TASK TO COMPLETE: Go through the material and write it all out exactly, minus the pictures.

GIVEN RECORDS:
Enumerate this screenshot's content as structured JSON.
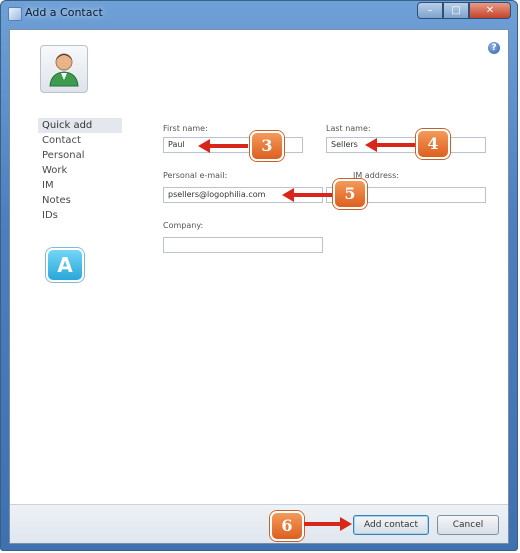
{
  "window": {
    "title": "Add a Contact",
    "close_glyph": "✕",
    "min_glyph": "–",
    "max_glyph": "□"
  },
  "help_icon_glyph": "?",
  "sidebar": {
    "items": [
      {
        "label": "Quick add"
      },
      {
        "label": "Contact"
      },
      {
        "label": "Personal"
      },
      {
        "label": "Work"
      },
      {
        "label": "IM"
      },
      {
        "label": "Notes"
      },
      {
        "label": "IDs"
      }
    ]
  },
  "form": {
    "first_name_label": "First name:",
    "first_name_value": "Paul",
    "last_name_label": "Last name:",
    "last_name_value": "Sellers",
    "email_label": "Personal e-mail:",
    "email_value": "psellers@logophilia.com",
    "im_label": "IM address:",
    "im_value": "",
    "company_label": "Company:",
    "company_value": ""
  },
  "callouts": {
    "a": "A",
    "three": "3",
    "four": "4",
    "five": "5",
    "six": "6"
  },
  "footer": {
    "add_contact_label": "Add contact",
    "cancel_label": "Cancel"
  },
  "colors": {
    "titlebar": "#4d7fbd",
    "callout_orange": "#dd5f1f",
    "callout_blue": "#29a7da",
    "arrow_red": "#d9261b"
  },
  "icons": [
    "window-icon",
    "help-icon",
    "contact-avatar-icon"
  ]
}
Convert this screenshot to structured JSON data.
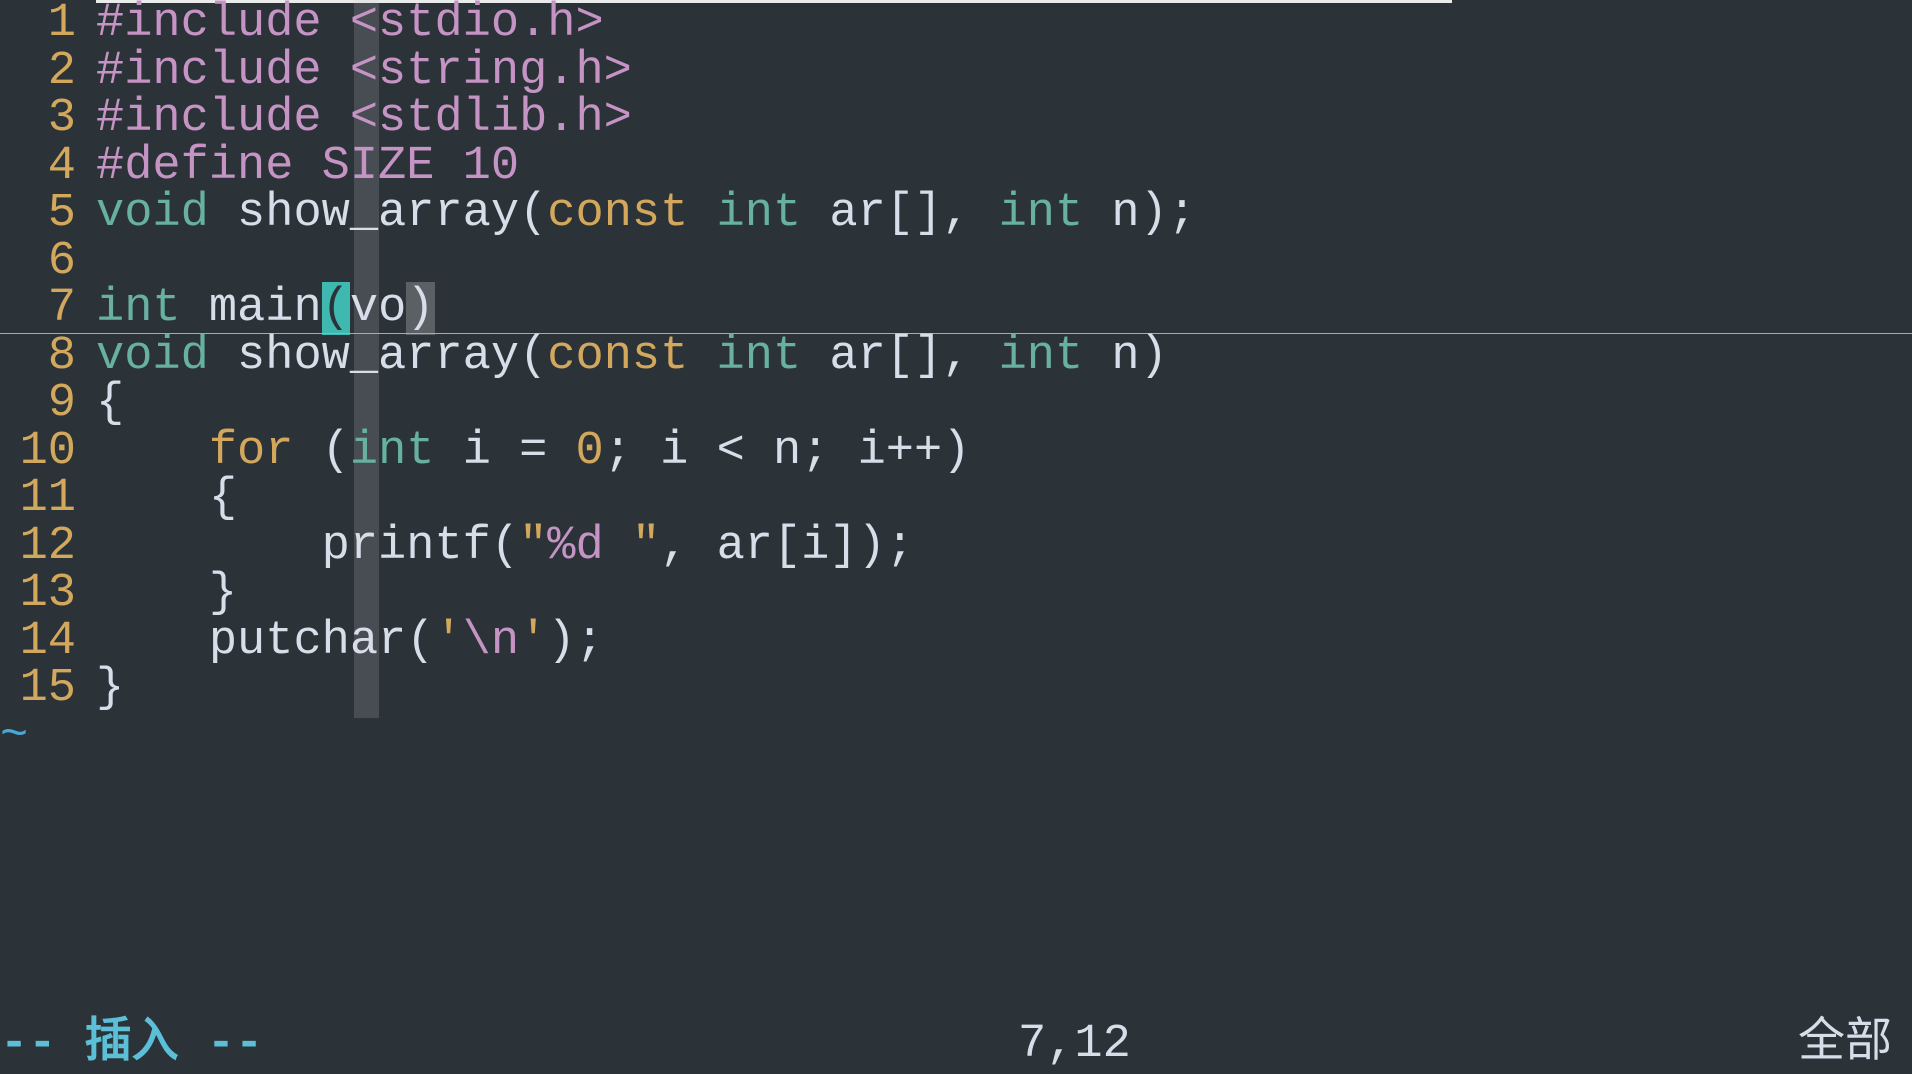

OUTPUT FOR THIS EXERCISE:
Enumerate this screenshot's content as structured JSON.
{
  "window": {
    "title": "Add a Contact",
    "close_glyph": "✕",
    "min_glyph": "–",
    "max_glyph": "□"
  },
  "help_icon_glyph": "?",
  "sidebar": {
    "items": [
      {
        "label": "Quick add"
      },
      {
        "label": "Contact"
      },
      {
        "label": "Personal"
      },
      {
        "label": "Work"
      },
      {
        "label": "IM"
      },
      {
        "label": "Notes"
      },
      {
        "label": "IDs"
      }
    ]
  },
  "form": {
    "first_name_label": "First name:",
    "first_name_value": "Paul",
    "last_name_label": "Last name:",
    "last_name_value": "Sellers",
    "email_label": "Personal e-mail:",
    "email_value": "psellers@logophilia.com",
    "im_label": "IM address:",
    "im_value": "",
    "company_label": "Company:",
    "company_value": ""
  },
  "callouts": {
    "a": "A",
    "three": "3",
    "four": "4",
    "five": "5",
    "six": "6"
  },
  "footer": {
    "add_contact_label": "Add contact",
    "cancel_label": "Cancel"
  },
  "colors": {
    "titlebar": "#4d7fbd",
    "callout_orange": "#dd5f1f",
    "callout_blue": "#29a7da",
    "arrow_red": "#d9261b"
  },
  "icons": [
    "window-icon",
    "help-icon",
    "contact-avatar-icon"
  ]
}
Convert this screenshot to structured JSON data.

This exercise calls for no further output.